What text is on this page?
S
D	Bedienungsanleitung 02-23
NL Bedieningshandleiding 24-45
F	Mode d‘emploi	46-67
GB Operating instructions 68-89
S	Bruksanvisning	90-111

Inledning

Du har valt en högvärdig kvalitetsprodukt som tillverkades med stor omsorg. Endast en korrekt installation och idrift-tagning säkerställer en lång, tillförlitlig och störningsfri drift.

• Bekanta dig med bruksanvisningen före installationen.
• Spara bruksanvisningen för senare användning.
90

★ ★ ★ ★ ★

DO THIS:
Quote every entry exactly.

SOLUTION TO THIS PROBLEM:
What text is on this page?
S
D	Bedienungsanleitung 02-23
NL Bedieningshandleiding 24-45
F	Mode d‘emploi	46-67
GB Operating instructions 68-89
S	Bruksanvisning	90-111

Inledning

Du har valt en högvärdig kvalitetsprodukt som tillverkades med stor omsorg. Endast en korrekt installation och idrift-tagning säkerställer en lång, tillförlitlig och störningsfri drift.

• Bekanta dig med bruksanvisningen före installationen.
• Spara bruksanvisningen för senare användning.
90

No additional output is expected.